There was a time in my twenties when I was hustling like crazy. I was juggling multiple projects, scribbling down ideas for new startups, and spending weekends trying to crack the code of "financial freedom."

Even then, I kept catching myself falling back into certain routines that threatened to wipe out all my gains.

It took a serious wake-up call (let's just say maxing out a credit card I'd totally forgotten about) to make me realize how easy it is to sabotage your future with small, daily missteps.

Below are seven daily habits that can quietly keep us broke-and yes, I've been guilty of a few of these myself.

The good news is that habits can change, even if it's one small tweak at a time. Ready to dive in?

1. Not tracking your spending at all

Have you ever looked at your bank statement and thought, "Wait, where'd all my money go?"

I've been there-especially back in college when my go-to budgeting strategy was just glancing at the ATM balance once in a while. Not the smartest move.

Failing to track spending is like trying to lose weight without ever stepping on a scale or paying attention to what you eat. You end up with no clue what's really going on.

Before you know it, you've racked up late fees on bills you forgot to pay, or you're overdrawn on your checking account because you didn't realize how fast that daily latte habit was adding up.

As Charlie Munger once famously said, "The first rule of compounding: never interrupt it unnecessarily."

When you track your spending, you can either harness the power of compounding for good-through savings and investments-or let poor money management compound in the form of mounting debt.

2. Excessive reliance on credit cards

You know the old saying: "Buy now, pay later." It's tempting and oh-so-easy to swipe plastic whenever we want something.

Unfortunately, people who use credit cards are more likely to overspend because the psychological "pain" of parting with money isn't as sharp.

This can lead to a never-ending cycle of minimum payments and interest charges that keep you working just to stay afloat.

I remember the first time I got a credit card in my early twenties, and I felt like a rock star-until the bill arrived. Suddenly, I realized I'd spent way more than I should have.

The worst part? I didn't even remember half the little purchases I'd made.

## [Material]
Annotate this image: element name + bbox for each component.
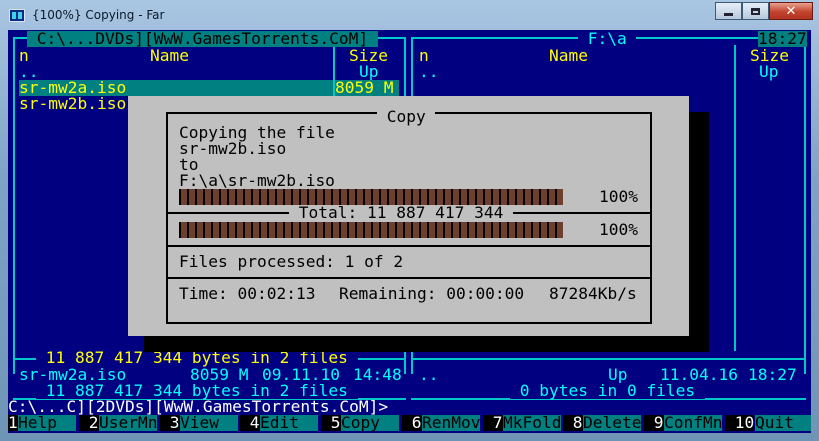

## [Required work]
[1] According to the post on money habits, what was the writer's budgeting strategy in college?
[2] Pick up the post on money habits after its final sentence and keep writing in the same voice.
You won't need the data for any of this.

## [Responses in order]
[1] Glancing at the ATM balance once in a while.

[2]
It's not that credit cards are evil; it's that using them without a plan is a recipe for staying stuck in that lower middle class trap.

3. Avoiding any form of investment

Here at Small Biz Technology, I've sometimes stressed the importance of leveraging new tools or platforms to grow your business (or your personal finances). The same principle applies to investing.

Still, there's a widespread habit of people playing it "safe" by not investing at all-maybe because they find the stock market daunting or worry they lack the expertise.

Yet, inflation doesn't care about your fears. If your cash is just sitting in a regular checking account, it's effectively losing value every day.

According to historical data from the U.S. Bureau of Labor Statistics, inflation has averaged around 3% over the long run-enough to erode your money's purchasing power in a big way over time.

Warren Buffett put it bluntly: "If you don't find a way to make money while you sleep, you will work until you die."

That might sound dramatic, but the underlying message is spot on. If you avoid investing, you're guaranteeing that all your money-making power is tied solely to the hours you work.

4. Settling for "just enough" income

I'm a firm believer in the importance of multiple income streams. So many people stick to a single paycheck, and any shortfall or emergency drains their finances instantly.

One reason folks get stuck here is because they think extra income has to come from a massive side hustle or a second full-time job.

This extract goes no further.